REQUIRED ACTION » The answer must be a single number: the count of lines in the records below that contain the word "blots".
── AVAILABLE RECORDS ──
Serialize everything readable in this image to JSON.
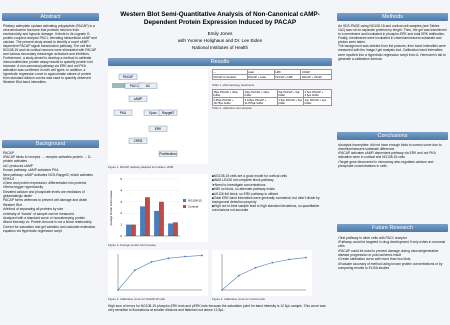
{
  "header": {
    "title": "Western Blot Semi-Quantitative Analysis of Non-Canonical cAMP-Dependent Protein Expression Induced by PACAP",
    "author": "Emily Jones",
    "advisors": "with Yvonne Holighaus and Dr. Lee Eiden",
    "institution": "National Institutes of Health"
  },
  "abstract": {
    "heading": "Abstract",
    "text": "Pituitary adenylate cyclase activating polypeptide (PACAP) is a neuroendocrine hormone that protects neurons from excitotoxicity and hypoxic damage. It binds to its cognate G-protein-coupled receptor PAC1, elevating intracellular cAMP and calcium. The present study aimed to identify a novel cAMP-dependent PACAP signal transduction pathway. The cell line NG108-15 and rat cortical neurons were stimulated with PACAP and various secondary messenger activators and inhibitors. Furthermore, a study aimed to develop a method to calibrate immunodetection protein assay results to quantify protein fold increase. A non-canonical pathway via ERK and not PKA activation was confirmed in both cell types. In addition, a hyperbolic regression curve to approximate values of protein from standard dilution curves was used to quantify observed Western Blot band intensities."
  },
  "background": {
    "heading": "Background",
    "items": [
      "PACAP",
      "•PACAP binds to receptor → receptor activates protein → G-protein activates",
      "•AC produces cAMP",
      "Known pathway: cAMP activated PKA",
      "New pathway: cAMP activates NCS-Rapgef2, which activates ERK1/2",
      "•Gene and protein expression: differentiated into proteins",
      "•Stress trigger hypertoxicity",
      "Elevated calcium and phosphate levels are mediators of glutamatergic death",
      "PACAP forms defenses to prevent cell damage and death",
      "Western Blot",
      "•Method of separating all proteins by size",
      "•Intensity of “bands” of sample can be measured",
      "Analyzed with a standard curve or housekeeping protein",
      "•Band intensity vs. Protein Amount is not a linear relationship",
      "Correct for saturation and gel variation and calculate estimation equation via hyperbolic regression script"
    ]
  },
  "methods": {
    "heading": "Methods",
    "paragraphs": [
      "An SDS-PAGE using NG108-15 and cortical cell samples (see Tables 1&2) was run to separate proteins by length. Then, the gel was transferred to a membrane and incubated in phospho-ERK and total ERK antibodies. Finally, membranes were incubated in chemiluminescent substrate and photos were taken.",
      "The background was deleted from the pictures, then band intensities were measured with the ImageJ gel analysis tool. Calibration band intensities were inputted into a hyperbolic regression script from A. Herrmann's lab to generate a calibration formula."
    ]
  },
  "results": {
    "heading": "Results",
    "diagram": {
      "labels": [
        "PACAP",
        "PAC1",
        "AC",
        "cAMP",
        "PKA",
        "Epac",
        "Rapgef2",
        "ERK",
        "CREB",
        "Proliferation"
      ],
      "caption": "Figure 1. PACAP pathway adapted from Eiden, 2008"
    },
    "table1": {
      "rows": [
        [
          "---",
          "sstat",
          "H89",
          "U0126"
        ],
        [
          "PACAP or forskolin",
          "PACAP + sstat",
          "PACAP + H89",
          "PACAP + U0126"
        ]
      ],
      "caption": "Table 1. pharmacology treatments"
    },
    "table2": {
      "rows": [
        [
          "25µL PACAP + 25µL buffer",
          "10µL PACAP + 10µL buffer",
          "5µL PACAP + 5µL buffer",
          "2.5µL PACAP + 2.5µL buffer"
        ],
        [
          "6.25µL PACAP + 18.75µL buffer",
          "3.125µL PACAP + 21.875µL buffer",
          "1.5µL PACAP + 5µL buffer",
          "1µL PACAP + 1µL buffer"
        ]
      ],
      "caption": "Table 2. calibration test samples"
    },
    "bullets": [
      "■NG108-15 cells are a good model for cortical cells",
      "■WAS U0126 not complete block pathway",
      "➤Need to investigate concentrations",
      "■H89 no block, so alternate pathway exists",
      "■U0126 full block, so ERK pathway is utilized",
      "■Total ERK band intensities were generally consistent, but didn't divide by background detection properly",
      "■High not to-bind sample lead to high standard deviations, so quantitative conclusions not accurate"
    ],
    "figure2": {
      "caption": "Figure 2. Average protein fold increase",
      "ylabel": "Average Protein Fold Increase",
      "ylim": [
        0,
        5
      ],
      "yticks": [
        0,
        1,
        2,
        3,
        4,
        5
      ],
      "series": [
        {
          "name": "NG108-15",
          "color": "#4a7ebb",
          "values": [
            1,
            2.6,
            2.2,
            1.1
          ]
        },
        {
          "name": "Cortical",
          "color": "#be4b48",
          "values": [
            1,
            3.4,
            3.0,
            1.2
          ]
        }
      ]
    },
    "figure3": {
      "caption": "Figure 3. Calibration curve for NG108-15 cells",
      "x": [
        0,
        5,
        10,
        15,
        20,
        25
      ],
      "xlim": [
        0,
        25
      ],
      "ylim": [
        0,
        100
      ],
      "values": [
        0,
        55,
        78,
        88,
        93,
        96
      ],
      "color": "#4a7ebb"
    },
    "figure4": {
      "caption": "Figure 4. Calibration curve for cortical cells",
      "x": [
        0,
        5,
        10,
        15,
        20,
        25
      ],
      "xlim": [
        0,
        25
      ],
      "ylim": [
        0,
        100
      ],
      "values": [
        0,
        40,
        62,
        76,
        85,
        90
      ],
      "color": "#4a7ebb"
    },
    "footnote": "High sum of errors for NG108-15 phospho-ERK bots and pERK bots because the saturation point for band intensity is 12.5µL sample. This curve was very sensitive to fluctuations at smaller dilutions and flattened out above 12.5µL."
  },
  "conclusions": {
    "heading": "Conclusions",
    "items": [
      "•Analysis incomplete: did not have enough blots to correct curve due to chemiluminescent substrate difference.",
      "•PACAP activates cAMP-dependent pathway via ERK and not PKA activation seen in cortical and NG108-15 cells",
      "•Target gene discovered in microarray also regulates calcium and phosphate concentrations in cells"
    ]
  },
  "future_research": {
    "heading": "Future Research",
    "items": [
      "•Test pathway in other cells with PAC1 receptor",
      "•Pathway could be targeted in drug development if only exists in neuronal cells",
      "•PACAP could be used to prevent damage during neurodegenerative disease progression or post-ischemic insult",
      "•Create calibration curve with more than two blots",
      "•Evaluate accuracy of method using known protein concentrations or by comparing results to ELISA studies"
    ]
  }
}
───
TASK RESPONSE » 2